Supplied records ->

=======

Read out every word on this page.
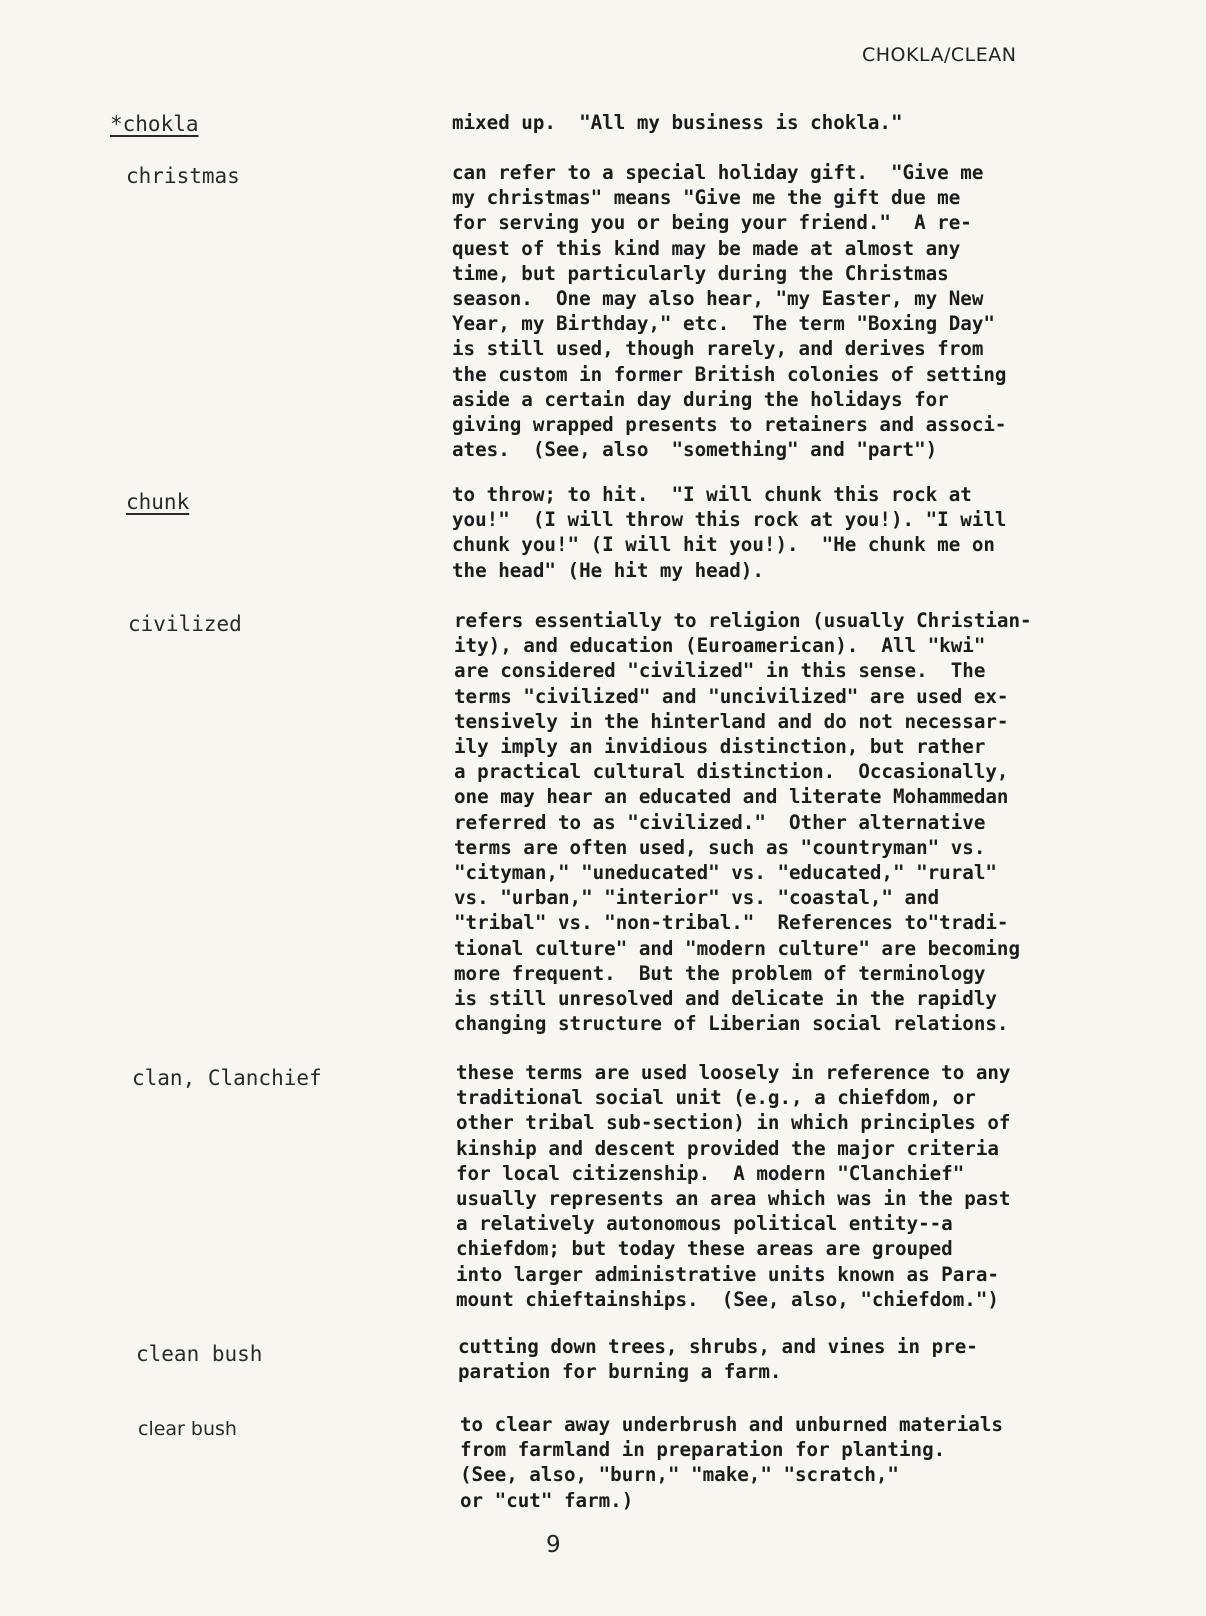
CHOKLA/CLEAN
*chokla	mixed up.  "All my business is chokla."
christmas	can refer to a special holiday gift.  "Give me
my christmas" means "Give me the gift due me
for serving you or being your friend."  A re-
quest of this kind may be made at almost any
time, but particularly during the Christmas
season.  One may also hear, "my Easter, my New
Year, my Birthday," etc.  The term "Boxing Day"
is still used, though rarely, and derives from
the custom in former British colonies of setting
aside a certain day during the holidays for
giving wrapped presents to retainers and associ-
ates.  (See, also  "something" and "part")
chunk	to throw; to hit.  "I will chunk this rock at
you!"  (I will throw this rock at you!). "I will
chunk you!" (I will hit you!).  "He chunk me on
the head" (He hit my head).
civilized	refers essentially to religion (usually Christian-
ity), and education (Euroamerican).  All "kwi"
are considered "civilized" in this sense.  The
terms "civilized" and "uncivilized" are used ex-
tensively in the hinterland and do not necessar-
ily imply an invidious distinction, but rather
a practical cultural distinction.  Occasionally,
one may hear an educated and literate Mohammedan
referred to as "civilized."  Other alternative
terms are often used, such as "countryman" vs.
"cityman," "uneducated" vs. "educated," "rural"
vs. "urban," "interior" vs. "coastal," and
"tribal" vs. "non-tribal."  References to"tradi-
tional culture" and "modern culture" are becoming
more frequent.  But the problem of terminology
is still unresolved and delicate in the rapidly
changing structure of Liberian social relations.
clan, Clanchief	these terms are used loosely in reference to any
traditional social unit (e.g., a chiefdom, or
other tribal sub-section) in which principles of
kinship and descent provided the major criteria
for local citizenship.  A modern "Clanchief"
usually represents an area which was in the past
a relatively autonomous political entity--a
chiefdom; but today these areas are grouped
into larger administrative units known as Para-
mount chieftainships.  (See, also, "chiefdom.")
clean bush	cutting down trees, shrubs, and vines in pre-
paration for burning a farm.
clear bush	to clear away underbrush and unburned materials
from farmland in preparation for planting.
(See, also, "burn," "make," "scratch,"
or "cut" farm.)
9
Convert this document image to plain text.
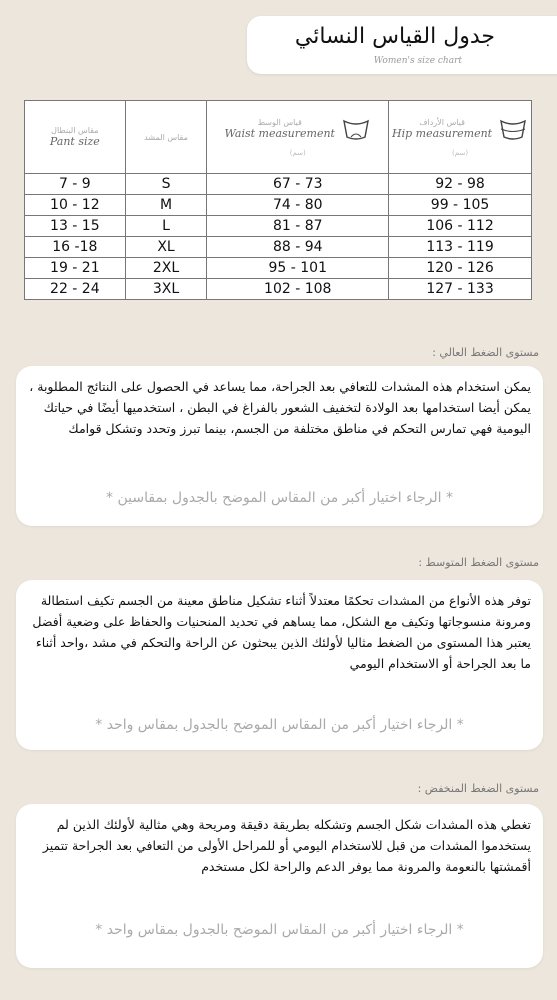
جدول القياس النسائي
Women's size chart
مقاس البنطال
Pant size	مقاس المشد	قياس الوسط
Waist measurement
(سم)	قياس الأرداف
Hip measurement
(سم)

7 - 9	S	67 - 73	92 - 98
10 - 12	M	74 - 80	99 - 105
13 - 15	L	81 - 87	106 - 112
16 -18	XL	88 - 94	113 - 119
19 - 21	2XL	95 - 101	120 - 126
22 - 24	3XL	102 - 108	127 - 133
مستوى الضغط العالي :
يمكن استخدام هذه المشدات للتعافي بعد الجراحة، مما يساعد في الحصول على النتائج المطلوبة ، يمكن أيضا استخدامها بعد الولادة لتخفيف الشعور بالفراغ في البطن ، استخدميها أيضًا في حياتك اليومية فهي تمارس التحكم في مناطق مختلفة من الجسم، بينما تبرز وتحدد وتشكل قوامك
* الرجاء اختيار أكبر من المقاس الموضح بالجدول بمقاسين *
مستوى الضغط المتوسط :
توفر هذه الأنواع من المشدات تحكمًا معتدلاً أثناء تشكيل مناطق معينة من الجسم تكيف استطالة ومرونة منسوجاتها وتكيف مع الشكل، مما يساهم في تحديد المنحنيات والحفاظ على وضعية أفضل يعتبر هذا المستوى من الضغط مثاليا لأولئك الذين يبحثون عن الراحة والتحكم في مشد ،واحد أثناء ما بعد الجراحة أو الاستخدام اليومي
* الرجاء اختيار أكبر من المقاس الموضح بالجدول بمقاس واحد *
مستوى الضغط المنخفض :
تغطي هذه المشدات شكل الجسم وتشكله بطريقة دقيقة ومريحة وهي مثالية لأولئك الذين لم يستخدموا المشدات من قبل للاستخدام اليومي أو للمراحل الأولى من التعافي بعد الجراحة تتميز أقمشتها بالنعومة والمرونة مما يوفر الدعم والراحة لكل مستخدم
* الرجاء اختيار أكبر من المقاس الموضح بالجدول بمقاس واحد *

=======

Request -> Give the data again exactly as written, with all pictures left out.

Result for this exercise ->
Read out every word on this page.
CHOKLA/CLEAN
*chokla	mixed up.  "All my business is chokla."
christmas	can refer to a special holiday gift.  "Give me
my christmas" means "Give me the gift due me
for serving you or being your friend."  A re-
quest of this kind may be made at almost any
time, but particularly during the Christmas
season.  One may also hear, "my Easter, my New
Year, my Birthday," etc.  The term "Boxing Day"
is still used, though rarely, and derives from
the custom in former British colonies of setting
aside a certain day during the holidays for
giving wrapped presents to retainers and associ-
ates.  (See, also  "something" and "part")
chunk	to throw; to hit.  "I will chunk this rock at
you!"  (I will throw this rock at you!). "I will
chunk you!" (I will hit you!).  "He chunk me on
the head" (He hit my head).
civilized	refers essentially to religion (usually Christian-
ity), and education (Euroamerican).  All "kwi"
are considered "civilized" in this sense.  The
terms "civilized" and "uncivilized" are used ex-
tensively in the hinterland and do not necessar-
ily imply an invidious distinction, but rather
a practical cultural distinction.  Occasionally,
one may hear an educated and literate Mohammedan
referred to as "civilized."  Other alternative
terms are often used, such as "countryman" vs.
"cityman," "uneducated" vs. "educated," "rural"
vs. "urban," "interior" vs. "coastal," and
"tribal" vs. "non-tribal."  References to"tradi-
tional culture" and "modern culture" are becoming
more frequent.  But the problem of terminology
is still unresolved and delicate in the rapidly
changing structure of Liberian social relations.
clan, Clanchief	these terms are used loosely in reference to any
traditional social unit (e.g., a chiefdom, or
other tribal sub-section) in which principles of
kinship and descent provided the major criteria
for local citizenship.  A modern "Clanchief"
usually represents an area which was in the past
a relatively autonomous political entity--a
chiefdom; but today these areas are grouped
into larger administrative units known as Para-
mount chieftainships.  (See, also, "chiefdom.")
clean bush	cutting down trees, shrubs, and vines in pre-
paration for burning a farm.
clear bush	to clear away underbrush and unburned materials
from farmland in preparation for planting.
(See, also, "burn," "make," "scratch,"
or "cut" farm.)
9
Convert this document image to plain text.
جدول القياس النسائي
Women's size chart
مقاس البنطال
Pant size	مقاس المشد	قياس الوسط
Waist measurement
(سم)	قياس الأرداف
Hip measurement
(سم)

7 - 9	S	67 - 73	92 - 98
10 - 12	M	74 - 80	99 - 105
13 - 15	L	81 - 87	106 - 112
16 -18	XL	88 - 94	113 - 119
19 - 21	2XL	95 - 101	120 - 126
22 - 24	3XL	102 - 108	127 - 133
مستوى الضغط العالي :
يمكن استخدام هذه المشدات للتعافي بعد الجراحة، مما يساعد في الحصول على النتائج المطلوبة ، يمكن أيضا استخدامها بعد الولادة لتخفيف الشعور بالفراغ في البطن ، استخدميها أيضًا في حياتك اليومية فهي تمارس التحكم في مناطق مختلفة من الجسم، بينما تبرز وتحدد وتشكل قوامك
* الرجاء اختيار أكبر من المقاس الموضح بالجدول بمقاسين *
مستوى الضغط المتوسط :
توفر هذه الأنواع من المشدات تحكمًا معتدلاً أثناء تشكيل مناطق معينة من الجسم تكيف استطالة ومرونة منسوجاتها وتكيف مع الشكل، مما يساهم في تحديد المنحنيات والحفاظ على وضعية أفضل يعتبر هذا المستوى من الضغط مثاليا لأولئك الذين يبحثون عن الراحة والتحكم في مشد ،واحد أثناء ما بعد الجراحة أو الاستخدام اليومي
* الرجاء اختيار أكبر من المقاس الموضح بالجدول بمقاس واحد *
مستوى الضغط المنخفض :
تغطي هذه المشدات شكل الجسم وتشكله بطريقة دقيقة ومريحة وهي مثالية لأولئك الذين لم يستخدموا المشدات من قبل للاستخدام اليومي أو للمراحل الأولى من التعافي بعد الجراحة تتميز أقمشتها بالنعومة والمرونة مما يوفر الدعم والراحة لكل مستخدم
* الرجاء اختيار أكبر من المقاس الموضح بالجدول بمقاس واحد *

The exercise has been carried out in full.